> [GOAL] Gather each line containing the string "závod" from these entries.
§
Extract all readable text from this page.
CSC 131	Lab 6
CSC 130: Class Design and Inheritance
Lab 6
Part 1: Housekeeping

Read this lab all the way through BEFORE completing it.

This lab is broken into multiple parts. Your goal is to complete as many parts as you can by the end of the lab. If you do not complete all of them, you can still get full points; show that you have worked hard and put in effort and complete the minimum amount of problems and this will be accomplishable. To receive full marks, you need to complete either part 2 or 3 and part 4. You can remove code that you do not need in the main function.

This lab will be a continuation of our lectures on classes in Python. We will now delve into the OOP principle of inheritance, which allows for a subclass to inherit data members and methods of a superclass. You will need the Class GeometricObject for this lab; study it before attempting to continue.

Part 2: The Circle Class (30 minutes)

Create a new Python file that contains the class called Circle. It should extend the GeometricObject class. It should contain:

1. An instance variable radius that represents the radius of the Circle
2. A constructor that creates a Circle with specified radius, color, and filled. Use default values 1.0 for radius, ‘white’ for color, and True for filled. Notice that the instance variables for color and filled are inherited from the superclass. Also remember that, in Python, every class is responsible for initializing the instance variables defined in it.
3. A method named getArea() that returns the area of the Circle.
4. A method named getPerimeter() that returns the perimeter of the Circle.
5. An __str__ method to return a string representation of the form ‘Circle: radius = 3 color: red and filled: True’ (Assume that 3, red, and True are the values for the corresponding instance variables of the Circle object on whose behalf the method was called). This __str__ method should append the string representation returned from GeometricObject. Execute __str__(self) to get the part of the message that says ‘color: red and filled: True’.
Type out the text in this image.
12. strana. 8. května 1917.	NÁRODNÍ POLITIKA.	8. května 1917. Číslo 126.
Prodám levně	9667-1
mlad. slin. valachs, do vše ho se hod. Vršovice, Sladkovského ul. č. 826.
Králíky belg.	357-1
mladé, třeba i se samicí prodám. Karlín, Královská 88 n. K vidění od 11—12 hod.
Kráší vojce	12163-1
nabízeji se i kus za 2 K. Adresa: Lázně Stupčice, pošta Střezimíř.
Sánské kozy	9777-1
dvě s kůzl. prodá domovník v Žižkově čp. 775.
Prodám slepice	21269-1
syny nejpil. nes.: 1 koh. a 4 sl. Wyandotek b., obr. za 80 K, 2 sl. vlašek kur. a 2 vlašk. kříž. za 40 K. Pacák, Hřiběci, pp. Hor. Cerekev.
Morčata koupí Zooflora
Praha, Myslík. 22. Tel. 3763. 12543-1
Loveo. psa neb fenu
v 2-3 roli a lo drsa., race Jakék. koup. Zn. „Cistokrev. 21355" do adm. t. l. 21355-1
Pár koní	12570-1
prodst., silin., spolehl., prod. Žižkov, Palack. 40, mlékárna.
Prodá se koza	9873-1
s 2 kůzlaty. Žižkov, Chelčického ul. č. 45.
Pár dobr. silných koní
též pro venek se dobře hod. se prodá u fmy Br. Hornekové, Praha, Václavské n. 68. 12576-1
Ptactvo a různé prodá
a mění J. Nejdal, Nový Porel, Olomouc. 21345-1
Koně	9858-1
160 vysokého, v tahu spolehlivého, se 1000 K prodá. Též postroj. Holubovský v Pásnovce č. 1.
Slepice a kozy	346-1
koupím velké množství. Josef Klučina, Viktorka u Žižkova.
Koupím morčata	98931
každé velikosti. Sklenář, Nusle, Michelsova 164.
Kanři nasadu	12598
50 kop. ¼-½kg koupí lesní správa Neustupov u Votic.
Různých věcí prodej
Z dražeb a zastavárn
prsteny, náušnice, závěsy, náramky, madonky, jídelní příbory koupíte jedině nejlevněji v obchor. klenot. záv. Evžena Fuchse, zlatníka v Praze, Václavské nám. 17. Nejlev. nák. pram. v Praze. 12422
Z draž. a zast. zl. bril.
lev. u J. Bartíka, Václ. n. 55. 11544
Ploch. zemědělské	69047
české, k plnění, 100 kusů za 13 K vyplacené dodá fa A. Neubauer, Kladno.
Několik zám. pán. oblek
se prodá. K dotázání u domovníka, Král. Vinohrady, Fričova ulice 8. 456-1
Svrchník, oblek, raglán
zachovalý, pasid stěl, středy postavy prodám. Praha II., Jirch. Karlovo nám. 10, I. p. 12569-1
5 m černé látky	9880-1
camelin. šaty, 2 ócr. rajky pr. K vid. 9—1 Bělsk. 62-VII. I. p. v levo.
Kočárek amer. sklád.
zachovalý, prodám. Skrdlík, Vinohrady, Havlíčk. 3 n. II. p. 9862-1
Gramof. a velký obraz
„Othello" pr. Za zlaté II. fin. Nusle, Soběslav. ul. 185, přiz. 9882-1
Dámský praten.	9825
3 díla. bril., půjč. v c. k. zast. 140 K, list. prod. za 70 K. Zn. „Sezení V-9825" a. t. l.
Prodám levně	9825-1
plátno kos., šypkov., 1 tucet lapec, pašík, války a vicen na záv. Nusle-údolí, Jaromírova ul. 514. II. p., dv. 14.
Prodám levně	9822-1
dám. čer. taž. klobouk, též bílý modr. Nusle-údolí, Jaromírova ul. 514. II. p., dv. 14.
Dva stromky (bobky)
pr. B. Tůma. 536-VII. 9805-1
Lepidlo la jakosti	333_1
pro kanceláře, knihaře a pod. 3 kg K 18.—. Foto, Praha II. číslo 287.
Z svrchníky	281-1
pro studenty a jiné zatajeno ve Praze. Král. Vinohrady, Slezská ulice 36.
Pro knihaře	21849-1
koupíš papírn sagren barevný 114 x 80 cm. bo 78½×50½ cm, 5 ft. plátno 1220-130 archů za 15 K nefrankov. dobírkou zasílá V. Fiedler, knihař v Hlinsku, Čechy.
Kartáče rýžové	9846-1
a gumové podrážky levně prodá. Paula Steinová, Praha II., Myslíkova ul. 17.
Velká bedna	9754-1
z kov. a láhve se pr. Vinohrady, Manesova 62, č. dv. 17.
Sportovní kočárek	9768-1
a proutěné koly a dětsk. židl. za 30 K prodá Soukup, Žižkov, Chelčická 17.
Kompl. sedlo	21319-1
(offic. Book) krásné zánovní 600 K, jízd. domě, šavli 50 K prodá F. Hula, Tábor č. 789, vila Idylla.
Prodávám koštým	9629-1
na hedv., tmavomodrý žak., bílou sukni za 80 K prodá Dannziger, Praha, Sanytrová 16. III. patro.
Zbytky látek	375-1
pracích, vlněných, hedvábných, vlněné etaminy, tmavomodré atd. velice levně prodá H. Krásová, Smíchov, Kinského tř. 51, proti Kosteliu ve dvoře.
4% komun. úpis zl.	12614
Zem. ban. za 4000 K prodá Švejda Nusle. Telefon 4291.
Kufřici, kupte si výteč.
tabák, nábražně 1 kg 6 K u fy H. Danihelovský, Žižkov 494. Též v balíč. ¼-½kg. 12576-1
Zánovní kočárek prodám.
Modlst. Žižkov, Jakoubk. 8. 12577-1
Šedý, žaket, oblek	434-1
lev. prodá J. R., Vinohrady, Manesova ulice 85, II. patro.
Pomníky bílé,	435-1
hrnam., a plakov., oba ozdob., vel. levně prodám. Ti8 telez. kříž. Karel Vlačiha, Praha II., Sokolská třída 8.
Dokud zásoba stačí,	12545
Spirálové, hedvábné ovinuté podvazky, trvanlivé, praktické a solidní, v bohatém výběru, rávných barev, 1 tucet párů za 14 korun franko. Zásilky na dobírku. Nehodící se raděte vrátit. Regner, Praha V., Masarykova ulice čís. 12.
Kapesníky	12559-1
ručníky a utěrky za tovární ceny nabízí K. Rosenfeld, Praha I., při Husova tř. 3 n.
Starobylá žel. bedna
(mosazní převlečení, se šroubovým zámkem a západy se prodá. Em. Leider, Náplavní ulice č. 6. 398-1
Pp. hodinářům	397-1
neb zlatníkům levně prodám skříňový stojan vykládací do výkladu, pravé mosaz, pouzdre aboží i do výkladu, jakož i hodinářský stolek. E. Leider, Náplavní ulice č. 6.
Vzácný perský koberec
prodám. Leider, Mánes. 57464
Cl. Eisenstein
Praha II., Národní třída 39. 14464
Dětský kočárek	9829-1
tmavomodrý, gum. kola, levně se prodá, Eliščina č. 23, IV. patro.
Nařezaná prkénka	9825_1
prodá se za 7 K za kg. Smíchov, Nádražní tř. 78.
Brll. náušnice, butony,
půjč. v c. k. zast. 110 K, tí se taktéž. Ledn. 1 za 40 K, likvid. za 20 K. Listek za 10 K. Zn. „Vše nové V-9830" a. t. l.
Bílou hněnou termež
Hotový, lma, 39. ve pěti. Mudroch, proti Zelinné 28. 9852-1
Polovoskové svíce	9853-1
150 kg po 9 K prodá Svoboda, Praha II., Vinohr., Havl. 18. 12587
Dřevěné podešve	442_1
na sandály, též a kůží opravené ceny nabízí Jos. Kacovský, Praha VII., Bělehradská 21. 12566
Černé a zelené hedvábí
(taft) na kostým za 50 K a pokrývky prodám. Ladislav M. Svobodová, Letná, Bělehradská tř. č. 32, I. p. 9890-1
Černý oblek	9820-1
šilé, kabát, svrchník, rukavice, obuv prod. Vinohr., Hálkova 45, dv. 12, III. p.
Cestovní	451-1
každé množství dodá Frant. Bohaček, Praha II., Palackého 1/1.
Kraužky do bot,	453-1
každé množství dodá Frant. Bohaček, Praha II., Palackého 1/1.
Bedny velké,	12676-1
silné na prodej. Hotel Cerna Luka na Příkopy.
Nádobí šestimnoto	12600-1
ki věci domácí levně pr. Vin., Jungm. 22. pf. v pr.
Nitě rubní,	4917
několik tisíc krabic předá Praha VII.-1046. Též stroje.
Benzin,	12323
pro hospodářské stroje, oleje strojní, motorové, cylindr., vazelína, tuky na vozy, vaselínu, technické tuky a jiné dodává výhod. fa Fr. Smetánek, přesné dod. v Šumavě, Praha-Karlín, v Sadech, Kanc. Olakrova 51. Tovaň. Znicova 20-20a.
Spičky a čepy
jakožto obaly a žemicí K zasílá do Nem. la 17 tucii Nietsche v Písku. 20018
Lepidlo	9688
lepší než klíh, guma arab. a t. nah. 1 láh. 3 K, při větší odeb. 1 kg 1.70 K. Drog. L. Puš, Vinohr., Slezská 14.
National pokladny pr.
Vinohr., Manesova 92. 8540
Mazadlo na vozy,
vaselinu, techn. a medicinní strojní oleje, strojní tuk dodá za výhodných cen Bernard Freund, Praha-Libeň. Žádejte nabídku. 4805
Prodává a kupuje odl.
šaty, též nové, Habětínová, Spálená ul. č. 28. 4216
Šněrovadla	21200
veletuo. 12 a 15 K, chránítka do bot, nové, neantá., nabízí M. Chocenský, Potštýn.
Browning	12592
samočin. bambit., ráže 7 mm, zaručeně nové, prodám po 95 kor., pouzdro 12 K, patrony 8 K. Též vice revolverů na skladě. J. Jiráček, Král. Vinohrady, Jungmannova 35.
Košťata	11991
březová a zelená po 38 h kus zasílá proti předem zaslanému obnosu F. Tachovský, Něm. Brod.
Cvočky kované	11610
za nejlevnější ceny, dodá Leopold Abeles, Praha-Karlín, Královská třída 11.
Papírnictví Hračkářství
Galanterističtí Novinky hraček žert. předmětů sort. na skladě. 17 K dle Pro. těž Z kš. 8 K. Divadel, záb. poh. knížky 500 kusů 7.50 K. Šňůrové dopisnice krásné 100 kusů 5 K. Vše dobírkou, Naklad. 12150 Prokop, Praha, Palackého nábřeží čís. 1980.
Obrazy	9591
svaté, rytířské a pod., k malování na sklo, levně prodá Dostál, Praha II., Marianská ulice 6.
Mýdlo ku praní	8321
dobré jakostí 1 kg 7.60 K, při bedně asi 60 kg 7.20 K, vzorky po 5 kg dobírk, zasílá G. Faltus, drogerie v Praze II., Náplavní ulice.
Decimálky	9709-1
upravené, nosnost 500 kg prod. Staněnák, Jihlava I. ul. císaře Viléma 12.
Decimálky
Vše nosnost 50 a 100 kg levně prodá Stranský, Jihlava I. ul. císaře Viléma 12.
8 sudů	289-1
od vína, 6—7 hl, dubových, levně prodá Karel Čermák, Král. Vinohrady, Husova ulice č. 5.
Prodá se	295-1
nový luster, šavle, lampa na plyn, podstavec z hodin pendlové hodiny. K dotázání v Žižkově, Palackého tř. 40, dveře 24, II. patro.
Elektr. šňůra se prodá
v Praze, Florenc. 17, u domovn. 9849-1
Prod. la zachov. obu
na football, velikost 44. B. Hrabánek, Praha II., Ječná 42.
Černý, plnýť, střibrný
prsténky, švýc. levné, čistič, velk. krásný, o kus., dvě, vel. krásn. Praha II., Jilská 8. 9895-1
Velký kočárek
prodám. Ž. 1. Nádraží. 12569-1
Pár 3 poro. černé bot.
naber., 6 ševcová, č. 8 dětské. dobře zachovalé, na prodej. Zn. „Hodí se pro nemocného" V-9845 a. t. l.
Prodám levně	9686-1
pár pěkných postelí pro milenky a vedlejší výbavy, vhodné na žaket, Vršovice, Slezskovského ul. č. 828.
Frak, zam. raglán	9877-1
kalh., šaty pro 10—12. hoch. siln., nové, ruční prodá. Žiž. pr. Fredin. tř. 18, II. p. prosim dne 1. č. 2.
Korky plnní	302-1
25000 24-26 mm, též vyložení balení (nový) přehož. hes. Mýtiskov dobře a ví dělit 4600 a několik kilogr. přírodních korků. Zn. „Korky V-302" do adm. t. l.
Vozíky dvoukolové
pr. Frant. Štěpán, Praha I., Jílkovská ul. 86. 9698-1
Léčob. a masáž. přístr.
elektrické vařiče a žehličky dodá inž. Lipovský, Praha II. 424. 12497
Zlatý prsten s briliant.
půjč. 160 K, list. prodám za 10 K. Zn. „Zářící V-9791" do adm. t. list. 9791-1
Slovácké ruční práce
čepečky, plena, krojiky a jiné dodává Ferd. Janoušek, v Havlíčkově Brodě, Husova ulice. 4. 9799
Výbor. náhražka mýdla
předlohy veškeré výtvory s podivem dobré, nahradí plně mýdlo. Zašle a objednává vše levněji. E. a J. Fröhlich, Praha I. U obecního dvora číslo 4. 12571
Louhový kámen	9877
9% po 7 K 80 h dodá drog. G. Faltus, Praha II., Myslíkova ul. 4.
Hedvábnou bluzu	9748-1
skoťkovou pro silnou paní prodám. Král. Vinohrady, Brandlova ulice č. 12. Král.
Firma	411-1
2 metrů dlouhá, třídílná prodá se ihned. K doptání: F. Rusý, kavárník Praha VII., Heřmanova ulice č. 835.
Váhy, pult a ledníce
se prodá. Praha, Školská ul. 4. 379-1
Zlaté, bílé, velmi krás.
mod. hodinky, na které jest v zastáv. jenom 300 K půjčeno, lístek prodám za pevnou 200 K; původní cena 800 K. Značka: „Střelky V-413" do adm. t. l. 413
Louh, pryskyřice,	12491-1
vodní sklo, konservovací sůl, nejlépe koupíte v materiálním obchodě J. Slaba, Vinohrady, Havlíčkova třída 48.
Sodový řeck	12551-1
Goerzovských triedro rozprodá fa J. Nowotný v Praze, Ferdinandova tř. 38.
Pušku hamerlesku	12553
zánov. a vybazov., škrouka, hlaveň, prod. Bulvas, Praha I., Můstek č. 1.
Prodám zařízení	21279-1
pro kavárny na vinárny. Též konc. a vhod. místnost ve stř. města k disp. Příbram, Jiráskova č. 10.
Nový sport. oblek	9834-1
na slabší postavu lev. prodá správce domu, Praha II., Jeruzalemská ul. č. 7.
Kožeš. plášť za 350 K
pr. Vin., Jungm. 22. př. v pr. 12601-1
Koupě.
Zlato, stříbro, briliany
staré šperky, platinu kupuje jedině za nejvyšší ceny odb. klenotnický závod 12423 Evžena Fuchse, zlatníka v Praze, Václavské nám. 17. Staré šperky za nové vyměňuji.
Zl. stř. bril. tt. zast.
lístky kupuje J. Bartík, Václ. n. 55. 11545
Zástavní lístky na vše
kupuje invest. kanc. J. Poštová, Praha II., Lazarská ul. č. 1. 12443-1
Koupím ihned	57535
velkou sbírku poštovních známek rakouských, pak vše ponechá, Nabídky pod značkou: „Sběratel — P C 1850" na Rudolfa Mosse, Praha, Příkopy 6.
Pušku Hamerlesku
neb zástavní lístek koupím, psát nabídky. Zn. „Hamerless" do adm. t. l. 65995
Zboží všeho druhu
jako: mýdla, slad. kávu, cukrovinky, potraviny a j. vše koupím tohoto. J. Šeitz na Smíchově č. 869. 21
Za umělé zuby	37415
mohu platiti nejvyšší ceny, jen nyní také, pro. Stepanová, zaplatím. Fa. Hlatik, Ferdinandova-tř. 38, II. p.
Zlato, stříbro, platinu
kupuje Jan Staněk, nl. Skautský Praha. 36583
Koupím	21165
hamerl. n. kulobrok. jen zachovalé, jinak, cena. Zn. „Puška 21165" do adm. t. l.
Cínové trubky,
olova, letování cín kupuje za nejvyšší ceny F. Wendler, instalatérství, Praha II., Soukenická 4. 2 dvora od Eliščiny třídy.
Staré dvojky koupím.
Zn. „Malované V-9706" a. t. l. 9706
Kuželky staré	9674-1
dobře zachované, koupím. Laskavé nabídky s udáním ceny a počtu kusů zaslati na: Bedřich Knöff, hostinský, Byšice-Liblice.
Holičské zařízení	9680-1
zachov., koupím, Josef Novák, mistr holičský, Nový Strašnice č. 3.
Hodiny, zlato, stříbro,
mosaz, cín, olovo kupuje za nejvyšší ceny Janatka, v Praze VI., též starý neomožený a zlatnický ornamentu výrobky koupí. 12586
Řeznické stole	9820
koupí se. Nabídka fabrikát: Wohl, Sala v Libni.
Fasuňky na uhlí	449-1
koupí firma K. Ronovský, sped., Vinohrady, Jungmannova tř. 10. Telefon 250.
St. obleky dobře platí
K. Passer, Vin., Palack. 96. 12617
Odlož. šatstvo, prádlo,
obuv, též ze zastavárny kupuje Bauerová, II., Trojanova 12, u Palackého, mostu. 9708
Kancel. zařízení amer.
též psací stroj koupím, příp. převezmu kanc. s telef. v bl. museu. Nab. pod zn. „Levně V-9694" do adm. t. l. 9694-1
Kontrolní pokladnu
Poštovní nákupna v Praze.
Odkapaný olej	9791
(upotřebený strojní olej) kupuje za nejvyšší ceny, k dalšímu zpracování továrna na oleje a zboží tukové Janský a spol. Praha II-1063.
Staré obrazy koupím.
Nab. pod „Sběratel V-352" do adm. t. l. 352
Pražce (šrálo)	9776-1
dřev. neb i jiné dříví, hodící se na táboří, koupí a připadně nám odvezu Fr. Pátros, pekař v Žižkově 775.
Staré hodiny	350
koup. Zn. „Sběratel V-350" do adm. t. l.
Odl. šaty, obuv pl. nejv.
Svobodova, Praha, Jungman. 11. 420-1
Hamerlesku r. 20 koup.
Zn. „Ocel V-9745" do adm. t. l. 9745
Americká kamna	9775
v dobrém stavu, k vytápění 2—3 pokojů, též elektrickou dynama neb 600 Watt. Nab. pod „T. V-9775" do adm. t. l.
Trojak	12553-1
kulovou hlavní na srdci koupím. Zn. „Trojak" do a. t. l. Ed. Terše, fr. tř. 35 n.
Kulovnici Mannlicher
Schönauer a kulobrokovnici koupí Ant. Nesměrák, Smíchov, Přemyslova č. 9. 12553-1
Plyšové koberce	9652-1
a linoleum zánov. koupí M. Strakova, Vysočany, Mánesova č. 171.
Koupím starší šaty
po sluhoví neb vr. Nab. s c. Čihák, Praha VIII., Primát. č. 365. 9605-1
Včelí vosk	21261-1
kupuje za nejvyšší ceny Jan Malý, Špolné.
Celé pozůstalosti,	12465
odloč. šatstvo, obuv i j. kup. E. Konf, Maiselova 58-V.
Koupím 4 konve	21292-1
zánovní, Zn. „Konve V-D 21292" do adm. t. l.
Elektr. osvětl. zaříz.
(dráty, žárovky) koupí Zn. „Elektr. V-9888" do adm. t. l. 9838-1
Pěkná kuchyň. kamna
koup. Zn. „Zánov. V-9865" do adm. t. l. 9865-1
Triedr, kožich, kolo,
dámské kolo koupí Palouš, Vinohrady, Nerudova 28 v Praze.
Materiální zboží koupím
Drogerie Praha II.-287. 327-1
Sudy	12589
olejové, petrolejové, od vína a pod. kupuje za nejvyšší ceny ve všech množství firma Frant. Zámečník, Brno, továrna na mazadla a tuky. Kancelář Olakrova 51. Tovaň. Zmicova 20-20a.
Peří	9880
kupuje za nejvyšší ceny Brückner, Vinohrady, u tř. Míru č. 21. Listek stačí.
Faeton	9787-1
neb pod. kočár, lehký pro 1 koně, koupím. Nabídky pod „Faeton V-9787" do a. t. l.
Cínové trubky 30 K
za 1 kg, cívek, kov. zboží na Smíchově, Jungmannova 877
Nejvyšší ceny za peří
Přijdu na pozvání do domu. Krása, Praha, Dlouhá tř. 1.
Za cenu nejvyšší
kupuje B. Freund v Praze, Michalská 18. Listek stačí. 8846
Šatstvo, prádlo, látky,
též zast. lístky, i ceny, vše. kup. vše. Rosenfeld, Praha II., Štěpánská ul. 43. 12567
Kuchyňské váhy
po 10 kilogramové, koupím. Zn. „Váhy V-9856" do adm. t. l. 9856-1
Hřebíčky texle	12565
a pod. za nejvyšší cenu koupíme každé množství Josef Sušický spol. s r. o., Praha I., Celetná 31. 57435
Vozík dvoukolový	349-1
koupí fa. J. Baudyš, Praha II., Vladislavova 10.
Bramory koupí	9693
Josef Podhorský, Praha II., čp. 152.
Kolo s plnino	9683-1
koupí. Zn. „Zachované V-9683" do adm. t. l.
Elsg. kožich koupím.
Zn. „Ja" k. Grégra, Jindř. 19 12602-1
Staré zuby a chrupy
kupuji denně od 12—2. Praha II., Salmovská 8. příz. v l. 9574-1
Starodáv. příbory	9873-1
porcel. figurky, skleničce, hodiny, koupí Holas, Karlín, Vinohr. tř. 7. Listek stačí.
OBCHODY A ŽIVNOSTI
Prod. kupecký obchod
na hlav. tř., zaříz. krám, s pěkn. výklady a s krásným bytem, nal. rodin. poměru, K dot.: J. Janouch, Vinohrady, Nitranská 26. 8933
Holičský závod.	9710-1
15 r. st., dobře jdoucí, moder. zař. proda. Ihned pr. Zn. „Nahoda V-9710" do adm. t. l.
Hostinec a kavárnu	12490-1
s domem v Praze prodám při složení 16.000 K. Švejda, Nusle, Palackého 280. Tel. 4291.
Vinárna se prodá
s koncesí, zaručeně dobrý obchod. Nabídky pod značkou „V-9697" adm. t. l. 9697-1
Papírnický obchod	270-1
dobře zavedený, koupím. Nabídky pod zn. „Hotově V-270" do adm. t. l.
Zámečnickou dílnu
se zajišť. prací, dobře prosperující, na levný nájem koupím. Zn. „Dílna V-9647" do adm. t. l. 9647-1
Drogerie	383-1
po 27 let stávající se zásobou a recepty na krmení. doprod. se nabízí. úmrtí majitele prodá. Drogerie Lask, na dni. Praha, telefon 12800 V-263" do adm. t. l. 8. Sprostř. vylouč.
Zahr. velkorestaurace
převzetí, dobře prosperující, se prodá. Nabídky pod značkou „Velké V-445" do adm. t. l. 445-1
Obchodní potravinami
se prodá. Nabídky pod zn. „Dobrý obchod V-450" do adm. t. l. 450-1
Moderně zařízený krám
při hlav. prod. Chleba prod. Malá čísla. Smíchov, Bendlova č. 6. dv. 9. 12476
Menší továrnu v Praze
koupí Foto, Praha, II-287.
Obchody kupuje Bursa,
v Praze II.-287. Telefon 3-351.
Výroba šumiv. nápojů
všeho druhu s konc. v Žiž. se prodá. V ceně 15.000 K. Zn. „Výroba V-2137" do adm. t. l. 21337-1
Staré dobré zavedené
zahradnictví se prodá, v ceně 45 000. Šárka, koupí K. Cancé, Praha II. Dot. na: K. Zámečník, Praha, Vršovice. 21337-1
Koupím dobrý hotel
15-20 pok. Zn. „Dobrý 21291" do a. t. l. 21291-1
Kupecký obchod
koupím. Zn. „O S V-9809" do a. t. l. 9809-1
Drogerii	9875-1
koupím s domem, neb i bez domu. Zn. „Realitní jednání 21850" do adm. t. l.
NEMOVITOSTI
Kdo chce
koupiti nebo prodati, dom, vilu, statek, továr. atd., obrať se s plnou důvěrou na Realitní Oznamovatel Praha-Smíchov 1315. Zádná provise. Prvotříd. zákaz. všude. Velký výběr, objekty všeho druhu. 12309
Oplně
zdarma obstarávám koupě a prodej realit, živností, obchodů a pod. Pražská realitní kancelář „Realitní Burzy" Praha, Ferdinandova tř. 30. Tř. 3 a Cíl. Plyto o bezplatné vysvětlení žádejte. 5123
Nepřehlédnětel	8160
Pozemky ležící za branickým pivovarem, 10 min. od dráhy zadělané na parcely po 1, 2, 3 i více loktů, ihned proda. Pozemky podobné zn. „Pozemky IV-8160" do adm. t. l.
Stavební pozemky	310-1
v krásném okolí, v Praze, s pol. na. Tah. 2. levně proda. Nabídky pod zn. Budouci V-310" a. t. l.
§
> [RESPONSE TO THE EXERCISE]
staré šperky, platinu kupuje jedině za nejvyšší ceny odb. klenotnický závod 12423 Evžena Fuchse, zlatníka v Praze, Václavské nám. 17. Staré šperky za nové vyměňuji.
Holičský závod.	9710-1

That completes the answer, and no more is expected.